## JOB
Images must not appear in your copy; reproduce every other part of the records exactly.

[Items listed in a dataset]
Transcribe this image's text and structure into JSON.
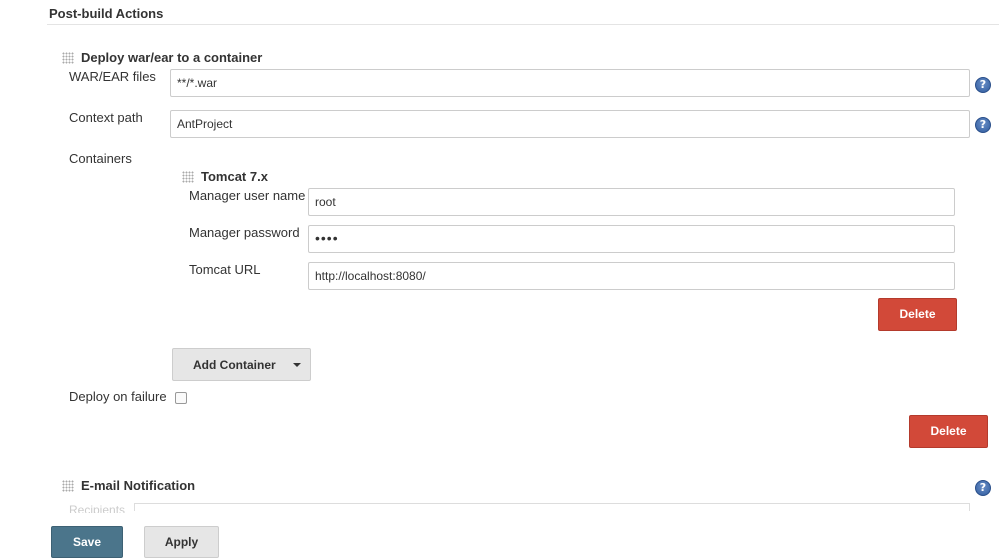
{
  "section_title": "Post-build Actions",
  "deploy": {
    "title": "Deploy war/ear to a container",
    "war_label": "WAR/EAR files",
    "war_value": "**/*.war",
    "context_label": "Context path",
    "context_value": "AntProject",
    "containers_label": "Containers",
    "tomcat": {
      "title": "Tomcat 7.x",
      "user_label": "Manager user name",
      "user_value": "root",
      "password_label": "Manager password",
      "password_value": "••••",
      "url_label": "Tomcat URL",
      "url_value": "http://localhost:8080/",
      "delete_label": "Delete"
    },
    "add_container_label": "Add Container",
    "deploy_on_failure_label": "Deploy on failure",
    "delete_label": "Delete"
  },
  "email": {
    "title": "E-mail Notification",
    "recipients_label": "Recipients"
  },
  "help_glyph": "?",
  "footer": {
    "save_label": "Save",
    "apply_label": "Apply"
  },
  "colors": {
    "delete": "#d24939",
    "save": "#4b758b",
    "help": "#2f5b9e"
  }
}
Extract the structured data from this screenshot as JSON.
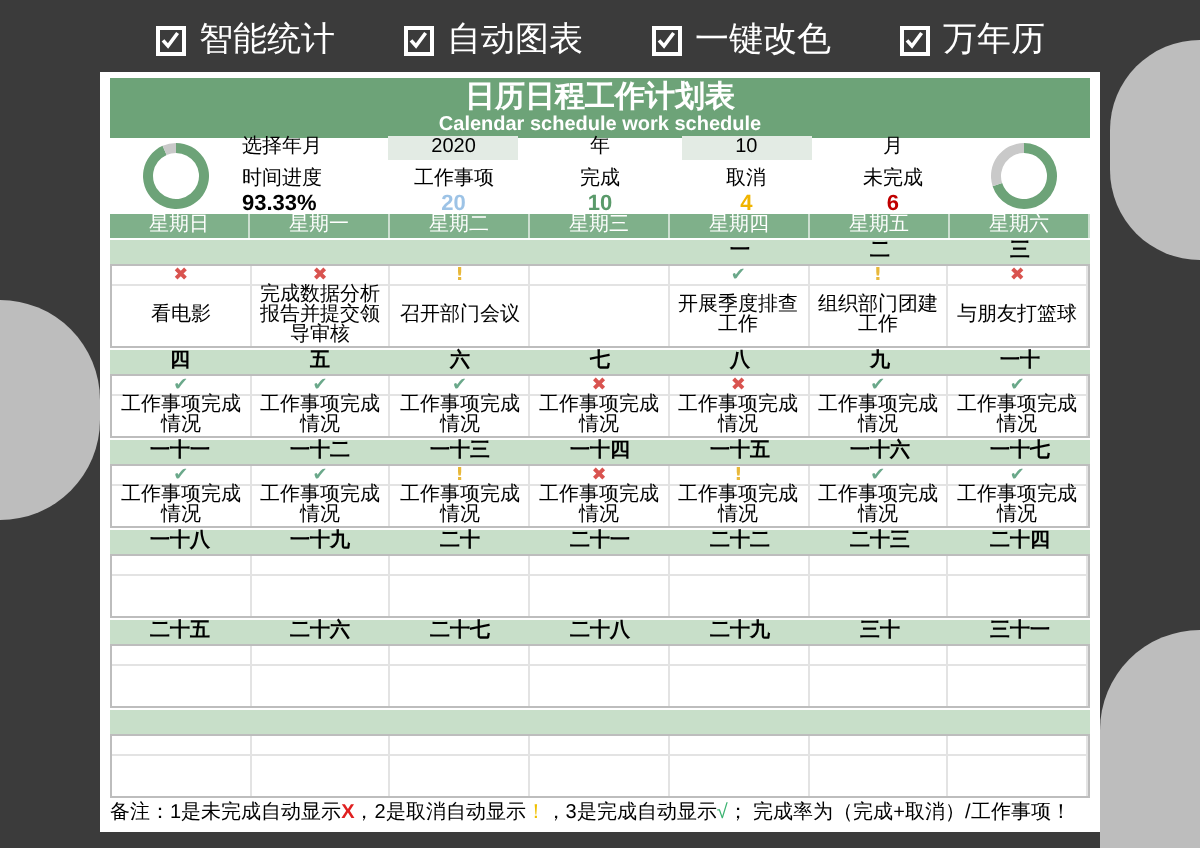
{
  "features": [
    {
      "label": "智能统计",
      "checked": true
    },
    {
      "label": "自动图表",
      "checked": true
    },
    {
      "label": "一键改色",
      "checked": true
    },
    {
      "label": "万年历",
      "checked": true
    }
  ],
  "title": "日历日程工作计划表",
  "subtitle": "Calendar schedule work schedule",
  "progress_ring": {
    "chart_data": {
      "type": "donut",
      "values": [
        93.33,
        6.67
      ]
    }
  },
  "year_month": {
    "label": "选择年月",
    "year": "2020",
    "year_unit": "年",
    "month": "10",
    "month_unit": "月"
  },
  "stats": [
    {
      "label": "时间进度",
      "value": "93.33%",
      "color": "#000000"
    },
    {
      "label": "工作事项",
      "value": "20",
      "color": "#9dc3e6"
    },
    {
      "label": "完成",
      "value": "10",
      "color": "#5a9a6a"
    },
    {
      "label": "取消",
      "value": "4",
      "color": "#f0b400"
    },
    {
      "label": "未完成",
      "value": "6",
      "color": "#c00000"
    }
  ],
  "completion_ring": {
    "chart_data": {
      "type": "donut",
      "values": [
        70,
        30
      ]
    }
  },
  "weekdays": [
    "星期日",
    "星期一",
    "星期二",
    "星期三",
    "星期四",
    "星期五",
    "星期六"
  ],
  "weeks": [
    {
      "days": {
        "sun": {
          "mark": "✖",
          "color": "#d9534f",
          "task": "看电影"
        },
        "mon": {
          "mark": "✖",
          "color": "#d9534f",
          "task": "完成数据分析报告并提交领导审核"
        },
        "tue": {
          "mark": "!",
          "color": "#e8b83a",
          "task": "召开部门会议"
        },
        "thu": {
          "date": "一",
          "mark": "✔",
          "color": "#6aa88a",
          "task": "开展季度排查工作"
        },
        "fri": {
          "date": "二",
          "mark": "!",
          "color": "#e8b83a",
          "task": "组织部门团建工作"
        },
        "sat": {
          "date": "三",
          "mark": "✖",
          "color": "#d9534f",
          "task": "与朋友打篮球"
        }
      }
    },
    {
      "days": [
        {
          "date": "四",
          "mark": "✔",
          "color": "#6aa88a",
          "task": "工作事项完成情况"
        },
        {
          "date": "五",
          "mark": "✔",
          "color": "#6aa88a",
          "task": "工作事项完成情况"
        },
        {
          "date": "六",
          "mark": "✔",
          "color": "#6aa88a",
          "task": "工作事项完成情况"
        },
        {
          "date": "七",
          "mark": "✖",
          "color": "#d9534f",
          "task": "工作事项完成情况"
        },
        {
          "date": "八",
          "mark": "✖",
          "color": "#d9534f",
          "task": "工作事项完成情况"
        },
        {
          "date": "九",
          "mark": "✔",
          "color": "#6aa88a",
          "task": "工作事项完成情况"
        },
        {
          "date": "一十",
          "mark": "✔",
          "color": "#6aa88a",
          "task": "工作事项完成情况"
        }
      ]
    },
    {
      "days": [
        {
          "date": "一十一",
          "mark": "✔",
          "color": "#6aa88a",
          "task": "工作事项完成情况"
        },
        {
          "date": "一十二",
          "mark": "✔",
          "color": "#6aa88a",
          "task": "工作事项完成情况"
        },
        {
          "date": "一十三",
          "mark": "!",
          "color": "#e8b83a",
          "task": "工作事项完成情况"
        },
        {
          "date": "一十四",
          "mark": "✖",
          "color": "#d9534f",
          "task": "工作事项完成情况"
        },
        {
          "date": "一十五",
          "mark": "!",
          "color": "#e8b83a",
          "task": "工作事项完成情况"
        },
        {
          "date": "一十六",
          "mark": "✔",
          "color": "#6aa88a",
          "task": "工作事项完成情况"
        },
        {
          "date": "一十七",
          "mark": "✔",
          "color": "#6aa88a",
          "task": "工作事项完成情况"
        }
      ]
    },
    {
      "days": [
        {
          "date": "一十八"
        },
        {
          "date": "一十九"
        },
        {
          "date": "二十"
        },
        {
          "date": "二十一"
        },
        {
          "date": "二十二"
        },
        {
          "date": "二十三"
        },
        {
          "date": "二十四"
        }
      ]
    },
    {
      "days": [
        {
          "date": "二十五"
        },
        {
          "date": "二十六"
        },
        {
          "date": "二十七"
        },
        {
          "date": "二十八"
        },
        {
          "date": "二十九"
        },
        {
          "date": "三十"
        },
        {
          "date": "三十一"
        }
      ]
    }
  ],
  "note": [
    {
      "kind": "plain",
      "text": "备注：1是未完成自动显示"
    },
    {
      "kind": "cross",
      "text": "X"
    },
    {
      "kind": "plain",
      "text": "，2是取消自动显示"
    },
    {
      "kind": "exclaim",
      "text": "！"
    },
    {
      "kind": "plain",
      "text": "，3是完成自动显示"
    },
    {
      "kind": "check",
      "text": "√"
    },
    {
      "kind": "plain",
      "text": "；  完成率为（完成+取消）/工作事项！"
    }
  ]
}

## RESULT OF THIS TASK
Transcribe this image's text and structure into JSON.
{
  "section_title": "Post-build Actions",
  "deploy": {
    "title": "Deploy war/ear to a container",
    "war_label": "WAR/EAR files",
    "war_value": "**/*.war",
    "context_label": "Context path",
    "context_value": "AntProject",
    "containers_label": "Containers",
    "tomcat": {
      "title": "Tomcat 7.x",
      "user_label": "Manager user name",
      "user_value": "root",
      "password_label": "Manager password",
      "password_value": "••••",
      "url_label": "Tomcat URL",
      "url_value": "http://localhost:8080/",
      "delete_label": "Delete"
    },
    "add_container_label": "Add Container",
    "deploy_on_failure_label": "Deploy on failure",
    "delete_label": "Delete"
  },
  "email": {
    "title": "E-mail Notification",
    "recipients_label": "Recipients"
  },
  "help_glyph": "?",
  "footer": {
    "save_label": "Save",
    "apply_label": "Apply"
  },
  "colors": {
    "delete": "#d24939",
    "save": "#4b758b",
    "help": "#2f5b9e"
  }
}
Extract the structured data from this screenshot as JSON.
{
  "features": [
    {
      "label": "智能统计",
      "checked": true
    },
    {
      "label": "自动图表",
      "checked": true
    },
    {
      "label": "一键改色",
      "checked": true
    },
    {
      "label": "万年历",
      "checked": true
    }
  ],
  "title": "日历日程工作计划表",
  "subtitle": "Calendar schedule work schedule",
  "progress_ring": {
    "chart_data": {
      "type": "donut",
      "values": [
        93.33,
        6.67
      ]
    }
  },
  "year_month": {
    "label": "选择年月",
    "year": "2020",
    "year_unit": "年",
    "month": "10",
    "month_unit": "月"
  },
  "stats": [
    {
      "label": "时间进度",
      "value": "93.33%",
      "color": "#000000"
    },
    {
      "label": "工作事项",
      "value": "20",
      "color": "#9dc3e6"
    },
    {
      "label": "完成",
      "value": "10",
      "color": "#5a9a6a"
    },
    {
      "label": "取消",
      "value": "4",
      "color": "#f0b400"
    },
    {
      "label": "未完成",
      "value": "6",
      "color": "#c00000"
    }
  ],
  "completion_ring": {
    "chart_data": {
      "type": "donut",
      "values": [
        70,
        30
      ]
    }
  },
  "weekdays": [
    "星期日",
    "星期一",
    "星期二",
    "星期三",
    "星期四",
    "星期五",
    "星期六"
  ],
  "weeks": [
    {
      "days": {
        "sun": {
          "mark": "✖",
          "color": "#d9534f",
          "task": "看电影"
        },
        "mon": {
          "mark": "✖",
          "color": "#d9534f",
          "task": "完成数据分析报告并提交领导审核"
        },
        "tue": {
          "mark": "!",
          "color": "#e8b83a",
          "task": "召开部门会议"
        },
        "thu": {
          "date": "一",
          "mark": "✔",
          "color": "#6aa88a",
          "task": "开展季度排查工作"
        },
        "fri": {
          "date": "二",
          "mark": "!",
          "color": "#e8b83a",
          "task": "组织部门团建工作"
        },
        "sat": {
          "date": "三",
          "mark": "✖",
          "color": "#d9534f",
          "task": "与朋友打篮球"
        }
      }
    },
    {
      "days": [
        {
          "date": "四",
          "mark": "✔",
          "color": "#6aa88a",
          "task": "工作事项完成情况"
        },
        {
          "date": "五",
          "mark": "✔",
          "color": "#6aa88a",
          "task": "工作事项完成情况"
        },
        {
          "date": "六",
          "mark": "✔",
          "color": "#6aa88a",
          "task": "工作事项完成情况"
        },
        {
          "date": "七",
          "mark": "✖",
          "color": "#d9534f",
          "task": "工作事项完成情况"
        },
        {
          "date": "八",
          "mark": "✖",
          "color": "#d9534f",
          "task": "工作事项完成情况"
        },
        {
          "date": "九",
          "mark": "✔",
          "color": "#6aa88a",
          "task": "工作事项完成情况"
        },
        {
          "date": "一十",
          "mark": "✔",
          "color": "#6aa88a",
          "task": "工作事项完成情况"
        }
      ]
    },
    {
      "days": [
        {
          "date": "一十一",
          "mark": "✔",
          "color": "#6aa88a",
          "task": "工作事项完成情况"
        },
        {
          "date": "一十二",
          "mark": "✔",
          "color": "#6aa88a",
          "task": "工作事项完成情况"
        },
        {
          "date": "一十三",
          "mark": "!",
          "color": "#e8b83a",
          "task": "工作事项完成情况"
        },
        {
          "date": "一十四",
          "mark": "✖",
          "color": "#d9534f",
          "task": "工作事项完成情况"
        },
        {
          "date": "一十五",
          "mark": "!",
          "color": "#e8b83a",
          "task": "工作事项完成情况"
        },
        {
          "date": "一十六",
          "mark": "✔",
          "color": "#6aa88a",
          "task": "工作事项完成情况"
        },
        {
          "date": "一十七",
          "mark": "✔",
          "color": "#6aa88a",
          "task": "工作事项完成情况"
        }
      ]
    },
    {
      "days": [
        {
          "date": "一十八"
        },
        {
          "date": "一十九"
        },
        {
          "date": "二十"
        },
        {
          "date": "二十一"
        },
        {
          "date": "二十二"
        },
        {
          "date": "二十三"
        },
        {
          "date": "二十四"
        }
      ]
    },
    {
      "days": [
        {
          "date": "二十五"
        },
        {
          "date": "二十六"
        },
        {
          "date": "二十七"
        },
        {
          "date": "二十八"
        },
        {
          "date": "二十九"
        },
        {
          "date": "三十"
        },
        {
          "date": "三十一"
        }
      ]
    }
  ],
  "note": [
    {
      "kind": "plain",
      "text": "备注：1是未完成自动显示"
    },
    {
      "kind": "cross",
      "text": "X"
    },
    {
      "kind": "plain",
      "text": "，2是取消自动显示"
    },
    {
      "kind": "exclaim",
      "text": "！"
    },
    {
      "kind": "plain",
      "text": "，3是完成自动显示"
    },
    {
      "kind": "check",
      "text": "√"
    },
    {
      "kind": "plain",
      "text": "；  完成率为（完成+取消）/工作事项！"
    }
  ]
}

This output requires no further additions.